== Goal of the exercise ==
Copy every line of the records below word for word, omitting the pictures.

####################

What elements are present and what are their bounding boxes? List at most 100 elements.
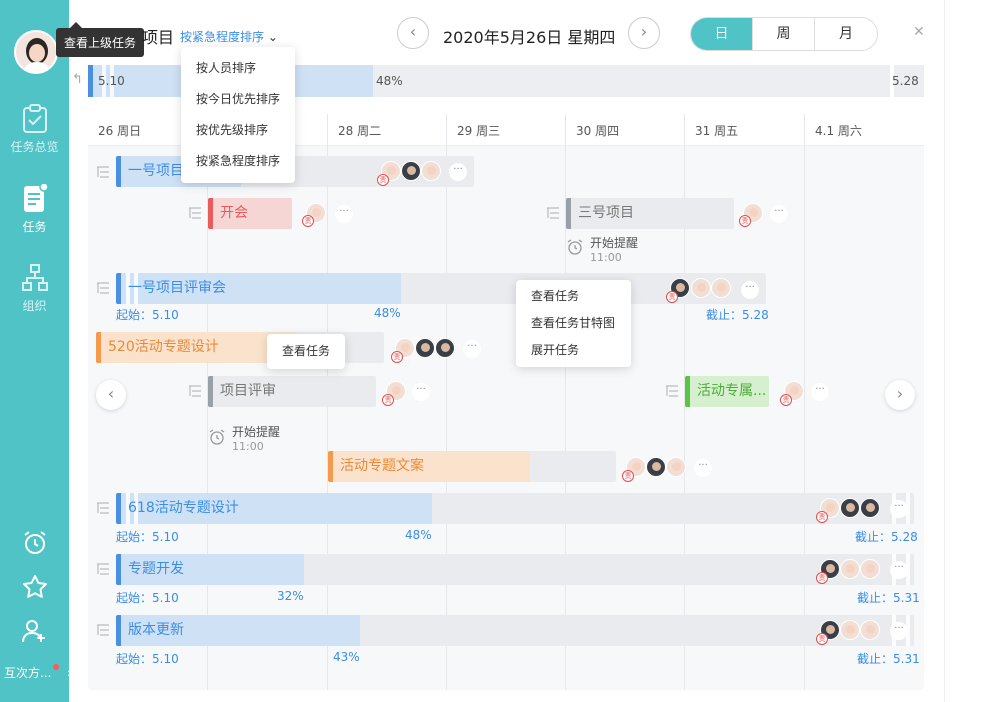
task-name: 一号项目评审会	[128, 280, 226, 296]
close-icon[interactable]: ✕	[913, 24, 925, 40]
reminder-label: 开始提醒	[590, 236, 639, 250]
task-name: 520活动专题设计	[108, 339, 219, 355]
task-name: 一号项目	[128, 163, 184, 179]
more-options-button[interactable]: ···	[463, 340, 481, 358]
reminder: 开始提醒 11:00	[590, 236, 638, 265]
task-percent: 43%	[333, 650, 360, 664]
more-options-button[interactable]: ···	[412, 383, 430, 401]
chevron-right-icon: ›	[67, 666, 72, 680]
responsible-badge: 责	[302, 215, 314, 227]
sort-option-today-first[interactable]: 按今日优先排序	[181, 84, 295, 115]
sort-menu: 按人员排序 按今日优先排序 按优先级排序 按紧急程度排序	[181, 47, 295, 183]
more-options-button[interactable]: ···	[449, 163, 467, 181]
task-bar[interactable]: 活动专属...	[685, 376, 769, 407]
task-name: 618活动专题设计	[128, 500, 239, 516]
task-bar[interactable]: 项目评审	[208, 376, 376, 407]
task-percent: 48%	[405, 528, 432, 542]
subtask-tree-icon	[547, 207, 559, 219]
avatar	[666, 457, 686, 477]
subtask-tree-icon	[189, 385, 201, 397]
task-bar[interactable]: 三号项目	[566, 198, 734, 229]
chevron-left-icon: ‹	[107, 384, 115, 403]
day-header: 29 周三	[457, 124, 501, 138]
sidebar-item-tasks[interactable]: 任务	[0, 184, 69, 235]
more-options-button[interactable]: ···	[335, 205, 353, 223]
sort-option-by-person[interactable]: 按人员排序	[181, 53, 295, 84]
overview-percent: 48%	[376, 74, 403, 88]
more-options-button[interactable]: ···	[770, 205, 788, 223]
notification-dot	[53, 664, 60, 670]
task-bar[interactable]: 版本更新	[116, 615, 914, 646]
task-start: 起始：5.10	[116, 652, 179, 666]
reminder-time: 11:00	[590, 251, 622, 264]
workspace-name: 互次方...	[4, 666, 52, 680]
task-bar[interactable]: 开会	[208, 198, 292, 229]
chevron-right-icon: ›	[896, 384, 904, 403]
overview-start: 5.10	[98, 74, 125, 88]
current-date: 2020年5月26日 星期四	[443, 28, 616, 47]
avatar	[415, 338, 435, 358]
avatar	[840, 620, 860, 640]
avatar	[860, 620, 880, 640]
responsible-badge: 责	[816, 572, 828, 584]
view-task-item[interactable]: 查看任务	[267, 336, 345, 367]
view-day-button[interactable]: 日	[691, 18, 753, 50]
responsible-badge: 责	[622, 470, 634, 482]
task-name: 活动专题文案	[340, 458, 424, 474]
task-name: 开会	[220, 205, 248, 221]
sidebar-item-label: 组织	[22, 299, 47, 313]
sort-label: 按紧急程度排序	[180, 30, 265, 44]
avatar	[691, 278, 711, 298]
avatar	[646, 457, 666, 477]
next-day-button[interactable]: ›	[628, 17, 660, 49]
context-menu: 查看任务	[267, 334, 345, 369]
responsible-badge: 责	[780, 394, 792, 406]
view-task-item[interactable]: 查看任务	[516, 283, 631, 310]
more-options-button[interactable]: ···	[811, 383, 829, 401]
subtask-tree-icon	[97, 563, 109, 575]
chevron-right-icon: ›	[640, 22, 648, 41]
workspace-switcher[interactable]: 互次方... ›	[4, 664, 72, 681]
sidebar-item-favorites[interactable]	[0, 574, 69, 604]
more-options-button[interactable]: ···	[694, 459, 712, 477]
responsible-badge: 责	[739, 215, 751, 227]
back-arrow-icon[interactable]: ↰	[72, 72, 83, 87]
add-user-icon	[21, 620, 45, 643]
sort-option-by-urgency[interactable]: 按紧急程度排序	[181, 146, 295, 177]
panel-divider	[944, 0, 945, 702]
task-name: 专题开发	[128, 561, 184, 577]
scroll-right-button[interactable]: ›	[885, 380, 915, 410]
view-week-button[interactable]: 周	[753, 18, 815, 50]
task-name: 活动专属...	[697, 383, 767, 399]
more-options-button[interactable]: ···	[741, 281, 759, 299]
responsible-badge: 责	[377, 174, 389, 186]
sidebar-item-add-member[interactable]	[0, 618, 69, 648]
more-options-button[interactable]: ···	[890, 561, 908, 579]
prev-day-button[interactable]: ‹	[397, 17, 429, 49]
alarm-clock-icon	[567, 239, 583, 255]
sidebar-item-overview[interactable]: 任务总览	[0, 104, 69, 155]
task-list-icon	[23, 184, 49, 212]
sort-option-by-priority[interactable]: 按优先级排序	[181, 115, 295, 146]
overview-end: 5.28	[892, 74, 919, 88]
context-menu: 查看任务 查看任务甘特图 展开任务	[516, 280, 631, 367]
expand-task-item[interactable]: 展开任务	[516, 337, 631, 364]
sidebar-item-org[interactable]: 组织	[0, 263, 69, 314]
sidebar-item-reminder[interactable]	[0, 530, 69, 560]
task-bar[interactable]: 618活动专题设计	[116, 493, 914, 524]
responsible-badge: 责	[816, 511, 828, 523]
view-gantt-item[interactable]: 查看任务甘特图	[516, 310, 631, 337]
subtask-tree-icon	[97, 502, 109, 514]
subtask-tree-icon	[97, 282, 109, 294]
view-month-button[interactable]: 月	[815, 18, 877, 50]
day-header: 4.1 周六	[815, 124, 862, 138]
scroll-left-button[interactable]: ‹	[96, 380, 126, 410]
user-avatar[interactable]	[14, 30, 58, 74]
sort-dropdown[interactable]: 按紧急程度排序 ⌄	[180, 28, 278, 45]
task-bar[interactable]: 活动专题文案	[328, 451, 616, 482]
task-bar[interactable]: 专题开发	[116, 554, 914, 585]
task-percent: 32%	[277, 589, 304, 603]
more-options-button[interactable]: ···	[890, 622, 908, 640]
org-chart-icon	[21, 264, 48, 291]
more-options-button[interactable]: ···	[890, 500, 908, 518]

####################

== Solution for this exercise ==
What elements are present and what are their bounding boxes? List at most 100 elements.
task-name: 一号项目评审会	[128, 280, 226, 296]
close-icon[interactable]: ✕	[913, 24, 925, 40]
reminder-label: 开始提醒	[590, 236, 639, 250]
task-name: 520活动专题设计	[108, 339, 219, 355]
task-name: 一号项目	[128, 163, 184, 179]
more-options-button[interactable]: ···	[463, 340, 481, 358]
reminder: 开始提醒 11:00	[590, 236, 638, 265]
task-percent: 43%	[333, 650, 360, 664]
more-options-button[interactable]: ···	[412, 383, 430, 401]
chevron-right-icon: ›	[67, 666, 72, 680]
responsible-badge: 责	[302, 215, 314, 227]
sort-option-today-first[interactable]: 按今日优先排序	[181, 84, 295, 115]
sort-menu: 按人员排序 按今日优先排序 按优先级排序 按紧急程度排序	[181, 47, 295, 183]
more-options-button[interactable]: ···	[449, 163, 467, 181]
task-bar[interactable]: 活动专属...	[685, 376, 769, 407]
task-name: 618活动专题设计	[128, 500, 239, 516]
task-bar[interactable]: 项目评审	[208, 376, 376, 407]
task-percent: 48%	[405, 528, 432, 542]
subtask-tree-icon	[547, 207, 559, 219]
avatar	[666, 457, 686, 477]
subtask-tree-icon	[189, 385, 201, 397]
task-bar[interactable]: 三号项目	[566, 198, 734, 229]
chevron-left-icon: ‹	[107, 384, 115, 403]
day-header: 29 周三	[457, 124, 501, 138]
sidebar-item-tasks[interactable]: 任务	[0, 184, 69, 235]
more-options-button[interactable]: ···	[335, 205, 353, 223]
sort-option-by-person[interactable]: 按人员排序	[181, 53, 295, 84]
overview-percent: 48%	[376, 74, 403, 88]
more-options-button[interactable]: ···	[770, 205, 788, 223]
notification-dot	[53, 664, 60, 670]
task-bar[interactable]: 版本更新	[116, 615, 914, 646]
task-start: 起始：5.10	[116, 652, 179, 666]
reminder-time: 11:00	[590, 251, 622, 264]
workspace-name: 互次方...	[4, 666, 52, 680]
task-bar[interactable]: 开会	[208, 198, 292, 229]
chevron-right-icon: ›	[896, 384, 904, 403]
overview-start: 5.10	[98, 74, 125, 88]
current-date: 2020年5月26日 星期四	[443, 28, 616, 47]
avatar	[415, 338, 435, 358]
avatar	[840, 620, 860, 640]
avatar	[860, 620, 880, 640]
responsible-badge: 责	[816, 572, 828, 584]
view-task-item[interactable]: 查看任务	[267, 336, 345, 367]
view-day-button[interactable]: 日	[691, 18, 753, 50]
responsible-badge: 责	[622, 470, 634, 482]
task-name: 活动专题文案	[340, 458, 424, 474]
task-name: 开会	[220, 205, 248, 221]
sidebar-item-label: 组织	[22, 299, 47, 313]
sort-label: 按紧急程度排序	[180, 30, 265, 44]
avatar	[691, 278, 711, 298]
avatar	[646, 457, 666, 477]
next-day-button[interactable]: ›	[628, 17, 660, 49]
context-menu: 查看任务	[267, 334, 345, 369]
responsible-badge: 责	[780, 394, 792, 406]
view-task-item[interactable]: 查看任务	[516, 283, 631, 310]
more-options-button[interactable]: ···	[811, 383, 829, 401]
subtask-tree-icon	[97, 563, 109, 575]
chevron-right-icon: ›	[640, 22, 648, 41]
workspace-switcher[interactable]: 互次方... ›	[4, 664, 72, 681]
sidebar-item-favorites[interactable]	[0, 574, 69, 604]
more-options-button[interactable]: ···	[694, 459, 712, 477]
responsible-badge: 责	[739, 215, 751, 227]
back-arrow-icon[interactable]: ↰	[72, 72, 83, 87]
add-user-icon	[21, 620, 45, 643]
sort-option-by-urgency[interactable]: 按紧急程度排序	[181, 146, 295, 177]
panel-divider	[944, 0, 945, 702]
task-name: 专题开发	[128, 561, 184, 577]
scroll-right-button[interactable]: ›	[885, 380, 915, 410]
view-week-button[interactable]: 周	[753, 18, 815, 50]
task-name: 活动专属...	[697, 383, 767, 399]
more-options-button[interactable]: ···	[741, 281, 759, 299]
responsible-badge: 责	[377, 174, 389, 186]
sidebar-item-add-member[interactable]	[0, 618, 69, 648]
more-options-button[interactable]: ···	[890, 561, 908, 579]
prev-day-button[interactable]: ‹	[397, 17, 429, 49]
alarm-clock-icon	[567, 239, 583, 255]
sidebar-item-overview[interactable]: 任务总览	[0, 104, 69, 155]
task-list-icon	[23, 184, 49, 212]
sort-option-by-priority[interactable]: 按优先级排序	[181, 115, 295, 146]
overview-end: 5.28	[892, 74, 919, 88]
context-menu: 查看任务 查看任务甘特图 展开任务	[516, 280, 631, 367]
expand-task-item[interactable]: 展开任务	[516, 337, 631, 364]
sidebar-item-org[interactable]: 组织	[0, 263, 69, 314]
sidebar-item-reminder[interactable]	[0, 530, 69, 560]
task-bar[interactable]: 618活动专题设计	[116, 493, 914, 524]
responsible-badge: 责	[816, 511, 828, 523]
view-gantt-item[interactable]: 查看任务甘特图	[516, 310, 631, 337]
subtask-tree-icon	[97, 502, 109, 514]
subtask-tree-icon	[97, 282, 109, 294]
view-month-button[interactable]: 月	[815, 18, 877, 50]
day-header: 4.1 周六	[815, 124, 862, 138]
scroll-left-button[interactable]: ‹	[96, 380, 126, 410]
user-avatar[interactable]	[14, 30, 58, 74]
sort-dropdown[interactable]: 按紧急程度排序 ⌄	[180, 28, 278, 45]
task-bar[interactable]: 活动专题文案	[328, 451, 616, 482]
task-bar[interactable]: 专题开发	[116, 554, 914, 585]
task-percent: 32%	[277, 589, 304, 603]
more-options-button[interactable]: ···	[890, 622, 908, 640]
org-chart-icon	[21, 264, 48, 291]
more-options-button[interactable]: ···	[890, 500, 908, 518]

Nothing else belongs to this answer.